◆ Written exercise
Each line that holds the word "Ongoing" counts once; report the total and nothing else.

(Dataset entries)
= = =

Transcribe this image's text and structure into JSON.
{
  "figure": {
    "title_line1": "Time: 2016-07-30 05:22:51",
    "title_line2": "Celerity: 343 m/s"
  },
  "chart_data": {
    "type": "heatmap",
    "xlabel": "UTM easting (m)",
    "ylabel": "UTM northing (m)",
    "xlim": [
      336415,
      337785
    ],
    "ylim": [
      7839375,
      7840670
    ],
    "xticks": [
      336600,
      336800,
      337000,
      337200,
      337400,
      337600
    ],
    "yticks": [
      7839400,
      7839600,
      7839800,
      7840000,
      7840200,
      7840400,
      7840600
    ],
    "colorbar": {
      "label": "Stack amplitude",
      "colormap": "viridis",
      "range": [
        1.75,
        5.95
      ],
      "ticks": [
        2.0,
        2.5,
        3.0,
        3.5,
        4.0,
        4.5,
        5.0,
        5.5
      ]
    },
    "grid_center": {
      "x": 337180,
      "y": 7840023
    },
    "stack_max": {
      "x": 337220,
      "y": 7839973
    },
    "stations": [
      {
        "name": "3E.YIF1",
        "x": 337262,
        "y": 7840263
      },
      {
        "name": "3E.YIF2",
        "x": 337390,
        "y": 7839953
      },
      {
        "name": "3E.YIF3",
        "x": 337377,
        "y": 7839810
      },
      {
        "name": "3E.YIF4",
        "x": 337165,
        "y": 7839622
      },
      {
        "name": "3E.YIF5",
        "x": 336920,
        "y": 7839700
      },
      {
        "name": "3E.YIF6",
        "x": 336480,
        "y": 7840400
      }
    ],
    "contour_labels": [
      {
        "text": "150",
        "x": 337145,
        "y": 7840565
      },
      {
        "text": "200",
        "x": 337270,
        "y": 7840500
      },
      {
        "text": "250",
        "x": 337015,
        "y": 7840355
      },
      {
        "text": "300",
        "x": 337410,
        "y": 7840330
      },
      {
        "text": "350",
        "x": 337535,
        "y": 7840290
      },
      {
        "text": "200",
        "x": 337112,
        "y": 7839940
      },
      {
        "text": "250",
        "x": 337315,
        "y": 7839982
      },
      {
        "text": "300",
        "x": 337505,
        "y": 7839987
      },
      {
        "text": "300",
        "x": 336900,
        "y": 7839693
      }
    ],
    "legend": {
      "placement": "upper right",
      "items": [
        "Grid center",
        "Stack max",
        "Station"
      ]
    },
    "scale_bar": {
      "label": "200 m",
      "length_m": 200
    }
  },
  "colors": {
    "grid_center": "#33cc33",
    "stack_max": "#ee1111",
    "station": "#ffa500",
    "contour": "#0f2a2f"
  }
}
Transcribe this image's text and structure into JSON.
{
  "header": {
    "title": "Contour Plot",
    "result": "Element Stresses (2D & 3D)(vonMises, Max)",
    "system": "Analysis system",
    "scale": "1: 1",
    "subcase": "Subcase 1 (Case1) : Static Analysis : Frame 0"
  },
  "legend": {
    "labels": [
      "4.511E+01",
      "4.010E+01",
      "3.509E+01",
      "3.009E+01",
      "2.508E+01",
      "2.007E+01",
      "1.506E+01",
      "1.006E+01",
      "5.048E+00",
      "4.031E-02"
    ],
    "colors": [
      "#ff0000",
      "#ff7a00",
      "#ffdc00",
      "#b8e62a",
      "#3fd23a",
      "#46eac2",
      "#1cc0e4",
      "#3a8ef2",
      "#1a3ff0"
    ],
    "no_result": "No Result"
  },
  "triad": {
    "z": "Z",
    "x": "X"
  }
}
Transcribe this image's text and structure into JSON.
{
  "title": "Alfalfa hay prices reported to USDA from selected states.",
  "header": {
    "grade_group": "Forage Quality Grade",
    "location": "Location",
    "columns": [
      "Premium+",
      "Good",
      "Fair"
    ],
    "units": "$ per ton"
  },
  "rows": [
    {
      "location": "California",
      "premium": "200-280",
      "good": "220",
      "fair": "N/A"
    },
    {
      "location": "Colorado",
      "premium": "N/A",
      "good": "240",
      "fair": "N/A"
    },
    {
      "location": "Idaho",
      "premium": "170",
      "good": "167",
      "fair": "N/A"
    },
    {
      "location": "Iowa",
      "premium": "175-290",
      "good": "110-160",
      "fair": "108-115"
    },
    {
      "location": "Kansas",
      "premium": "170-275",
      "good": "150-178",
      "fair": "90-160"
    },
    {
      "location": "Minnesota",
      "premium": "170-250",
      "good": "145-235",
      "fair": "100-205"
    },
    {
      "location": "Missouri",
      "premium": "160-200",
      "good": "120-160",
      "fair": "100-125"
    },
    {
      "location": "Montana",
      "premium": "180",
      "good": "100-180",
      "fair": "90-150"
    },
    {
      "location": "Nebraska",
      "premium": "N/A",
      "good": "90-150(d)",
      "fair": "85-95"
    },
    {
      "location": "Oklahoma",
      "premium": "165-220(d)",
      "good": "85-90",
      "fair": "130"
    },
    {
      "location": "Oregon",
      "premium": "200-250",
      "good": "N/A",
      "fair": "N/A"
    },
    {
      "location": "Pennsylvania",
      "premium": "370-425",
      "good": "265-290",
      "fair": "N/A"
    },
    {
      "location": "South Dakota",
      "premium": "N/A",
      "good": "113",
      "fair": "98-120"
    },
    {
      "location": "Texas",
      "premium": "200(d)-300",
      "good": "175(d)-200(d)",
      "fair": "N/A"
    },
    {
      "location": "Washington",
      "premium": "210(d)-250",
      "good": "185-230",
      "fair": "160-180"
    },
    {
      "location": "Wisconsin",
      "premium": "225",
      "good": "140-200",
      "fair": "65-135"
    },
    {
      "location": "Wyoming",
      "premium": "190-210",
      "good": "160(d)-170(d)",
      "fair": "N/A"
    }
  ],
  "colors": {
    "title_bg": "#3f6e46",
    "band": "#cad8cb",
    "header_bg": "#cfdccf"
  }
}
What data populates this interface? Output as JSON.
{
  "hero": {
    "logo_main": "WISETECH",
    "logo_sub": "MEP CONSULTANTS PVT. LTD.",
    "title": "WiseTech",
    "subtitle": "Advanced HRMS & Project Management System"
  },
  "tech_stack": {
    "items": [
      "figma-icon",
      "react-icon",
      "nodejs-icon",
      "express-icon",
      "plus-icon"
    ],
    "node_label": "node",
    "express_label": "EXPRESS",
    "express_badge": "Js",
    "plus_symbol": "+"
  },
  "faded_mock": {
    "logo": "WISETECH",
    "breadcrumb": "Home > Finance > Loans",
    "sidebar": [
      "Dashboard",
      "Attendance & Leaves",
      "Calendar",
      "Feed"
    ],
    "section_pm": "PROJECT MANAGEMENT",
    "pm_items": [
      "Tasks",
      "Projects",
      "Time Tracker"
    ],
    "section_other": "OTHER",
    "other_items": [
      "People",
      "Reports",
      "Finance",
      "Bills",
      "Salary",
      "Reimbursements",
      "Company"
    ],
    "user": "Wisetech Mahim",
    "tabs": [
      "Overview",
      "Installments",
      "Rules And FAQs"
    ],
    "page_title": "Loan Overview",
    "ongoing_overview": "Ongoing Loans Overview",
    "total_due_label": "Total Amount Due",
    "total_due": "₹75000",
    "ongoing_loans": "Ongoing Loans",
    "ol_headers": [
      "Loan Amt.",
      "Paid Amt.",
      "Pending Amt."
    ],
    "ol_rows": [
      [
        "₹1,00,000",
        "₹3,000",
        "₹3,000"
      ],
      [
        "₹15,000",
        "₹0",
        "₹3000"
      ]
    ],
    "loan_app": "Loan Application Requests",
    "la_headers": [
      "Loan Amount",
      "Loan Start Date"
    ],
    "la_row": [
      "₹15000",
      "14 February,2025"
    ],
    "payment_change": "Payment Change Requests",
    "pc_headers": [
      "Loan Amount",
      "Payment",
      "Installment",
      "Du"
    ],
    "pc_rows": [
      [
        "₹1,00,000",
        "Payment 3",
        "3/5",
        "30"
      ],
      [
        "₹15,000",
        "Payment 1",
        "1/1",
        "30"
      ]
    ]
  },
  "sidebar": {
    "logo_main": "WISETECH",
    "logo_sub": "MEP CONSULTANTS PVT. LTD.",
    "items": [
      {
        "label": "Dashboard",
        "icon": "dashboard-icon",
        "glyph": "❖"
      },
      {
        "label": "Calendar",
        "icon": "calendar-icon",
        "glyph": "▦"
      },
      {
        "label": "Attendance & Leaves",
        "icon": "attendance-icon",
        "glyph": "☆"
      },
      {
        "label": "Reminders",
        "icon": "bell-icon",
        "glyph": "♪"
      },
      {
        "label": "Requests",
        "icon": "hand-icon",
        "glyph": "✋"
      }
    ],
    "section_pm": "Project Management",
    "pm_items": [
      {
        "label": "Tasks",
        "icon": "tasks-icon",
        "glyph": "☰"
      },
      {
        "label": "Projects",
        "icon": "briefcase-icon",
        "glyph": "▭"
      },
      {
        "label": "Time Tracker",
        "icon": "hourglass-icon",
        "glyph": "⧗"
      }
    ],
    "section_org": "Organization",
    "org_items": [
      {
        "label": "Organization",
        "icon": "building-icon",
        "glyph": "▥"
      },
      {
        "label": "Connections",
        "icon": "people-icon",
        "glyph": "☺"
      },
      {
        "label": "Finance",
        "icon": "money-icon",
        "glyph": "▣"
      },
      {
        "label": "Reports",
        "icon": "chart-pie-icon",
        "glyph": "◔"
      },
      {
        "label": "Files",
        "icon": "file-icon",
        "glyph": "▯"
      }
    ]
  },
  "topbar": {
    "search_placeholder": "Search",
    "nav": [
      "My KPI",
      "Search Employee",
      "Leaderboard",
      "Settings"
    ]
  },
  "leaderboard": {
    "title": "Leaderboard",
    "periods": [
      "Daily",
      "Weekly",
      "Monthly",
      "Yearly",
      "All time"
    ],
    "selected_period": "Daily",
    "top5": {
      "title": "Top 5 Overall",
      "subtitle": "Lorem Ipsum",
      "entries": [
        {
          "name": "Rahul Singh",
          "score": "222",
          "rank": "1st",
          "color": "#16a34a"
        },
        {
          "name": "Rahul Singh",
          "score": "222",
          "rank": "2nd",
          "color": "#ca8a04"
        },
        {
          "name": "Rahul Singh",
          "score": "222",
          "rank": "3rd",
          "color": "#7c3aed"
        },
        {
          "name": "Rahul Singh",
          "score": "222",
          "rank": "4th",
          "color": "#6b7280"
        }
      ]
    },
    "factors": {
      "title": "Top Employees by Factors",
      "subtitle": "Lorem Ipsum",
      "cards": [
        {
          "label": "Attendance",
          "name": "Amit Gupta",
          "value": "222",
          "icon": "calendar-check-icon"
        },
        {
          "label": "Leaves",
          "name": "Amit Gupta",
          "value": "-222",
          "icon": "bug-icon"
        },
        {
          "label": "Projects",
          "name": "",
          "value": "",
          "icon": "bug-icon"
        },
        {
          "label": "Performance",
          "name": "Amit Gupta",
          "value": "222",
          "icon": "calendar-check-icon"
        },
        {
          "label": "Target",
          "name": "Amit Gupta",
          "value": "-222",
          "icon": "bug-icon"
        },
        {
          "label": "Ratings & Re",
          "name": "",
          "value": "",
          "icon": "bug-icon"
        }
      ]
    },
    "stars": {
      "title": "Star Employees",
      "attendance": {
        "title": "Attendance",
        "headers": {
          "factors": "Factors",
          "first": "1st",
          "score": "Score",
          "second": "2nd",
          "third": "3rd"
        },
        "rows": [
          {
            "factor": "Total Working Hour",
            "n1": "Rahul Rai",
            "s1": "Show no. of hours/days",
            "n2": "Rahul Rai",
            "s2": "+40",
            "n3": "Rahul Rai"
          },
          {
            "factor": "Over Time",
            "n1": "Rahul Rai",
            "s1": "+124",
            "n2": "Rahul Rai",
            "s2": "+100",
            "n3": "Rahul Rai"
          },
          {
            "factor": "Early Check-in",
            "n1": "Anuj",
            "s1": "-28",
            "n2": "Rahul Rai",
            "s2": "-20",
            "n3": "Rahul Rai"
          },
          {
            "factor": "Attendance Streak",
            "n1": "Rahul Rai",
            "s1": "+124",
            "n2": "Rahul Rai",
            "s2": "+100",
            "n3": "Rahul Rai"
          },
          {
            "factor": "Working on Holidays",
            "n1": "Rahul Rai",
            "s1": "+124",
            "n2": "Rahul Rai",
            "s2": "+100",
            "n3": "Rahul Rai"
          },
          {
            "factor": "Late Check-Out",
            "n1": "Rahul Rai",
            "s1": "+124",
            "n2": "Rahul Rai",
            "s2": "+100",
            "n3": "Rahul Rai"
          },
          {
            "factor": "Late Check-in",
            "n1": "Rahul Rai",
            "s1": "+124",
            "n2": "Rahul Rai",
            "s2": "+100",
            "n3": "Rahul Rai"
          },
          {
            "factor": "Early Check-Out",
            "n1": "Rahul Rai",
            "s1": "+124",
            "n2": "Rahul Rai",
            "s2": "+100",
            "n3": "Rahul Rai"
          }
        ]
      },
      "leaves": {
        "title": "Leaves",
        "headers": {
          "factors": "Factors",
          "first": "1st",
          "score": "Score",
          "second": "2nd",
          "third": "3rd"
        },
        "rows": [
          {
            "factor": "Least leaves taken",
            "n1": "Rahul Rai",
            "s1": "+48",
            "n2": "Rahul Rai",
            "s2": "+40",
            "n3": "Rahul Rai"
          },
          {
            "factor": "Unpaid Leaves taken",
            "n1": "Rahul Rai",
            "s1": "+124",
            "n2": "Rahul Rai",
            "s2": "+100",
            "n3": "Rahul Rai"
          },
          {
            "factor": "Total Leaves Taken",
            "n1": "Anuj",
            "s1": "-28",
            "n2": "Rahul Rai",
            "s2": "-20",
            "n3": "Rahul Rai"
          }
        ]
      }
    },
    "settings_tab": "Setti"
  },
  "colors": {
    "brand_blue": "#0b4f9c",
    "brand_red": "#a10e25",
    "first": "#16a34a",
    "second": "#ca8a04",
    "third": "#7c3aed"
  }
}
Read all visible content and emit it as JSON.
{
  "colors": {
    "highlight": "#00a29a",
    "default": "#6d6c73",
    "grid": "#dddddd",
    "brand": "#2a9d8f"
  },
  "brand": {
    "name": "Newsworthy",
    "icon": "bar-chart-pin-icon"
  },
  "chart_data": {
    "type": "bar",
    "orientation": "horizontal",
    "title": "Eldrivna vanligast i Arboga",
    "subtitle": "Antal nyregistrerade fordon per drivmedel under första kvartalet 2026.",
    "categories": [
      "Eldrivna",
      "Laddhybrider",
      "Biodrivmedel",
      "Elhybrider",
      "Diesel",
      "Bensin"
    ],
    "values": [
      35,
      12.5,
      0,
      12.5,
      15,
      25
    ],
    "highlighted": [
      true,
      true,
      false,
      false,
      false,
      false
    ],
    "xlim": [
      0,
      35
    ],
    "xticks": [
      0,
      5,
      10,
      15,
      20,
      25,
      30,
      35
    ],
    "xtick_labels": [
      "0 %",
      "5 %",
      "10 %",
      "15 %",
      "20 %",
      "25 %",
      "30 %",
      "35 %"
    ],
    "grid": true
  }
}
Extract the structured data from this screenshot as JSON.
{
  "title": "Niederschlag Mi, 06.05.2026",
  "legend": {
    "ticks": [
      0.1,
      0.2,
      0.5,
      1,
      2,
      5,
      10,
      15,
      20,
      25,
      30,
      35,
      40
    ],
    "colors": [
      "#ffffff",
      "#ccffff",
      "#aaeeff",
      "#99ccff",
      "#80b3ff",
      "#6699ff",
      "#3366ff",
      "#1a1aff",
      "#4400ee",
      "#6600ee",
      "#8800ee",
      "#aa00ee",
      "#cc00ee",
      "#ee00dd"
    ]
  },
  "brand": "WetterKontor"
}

= = =

◆ Result of this task
2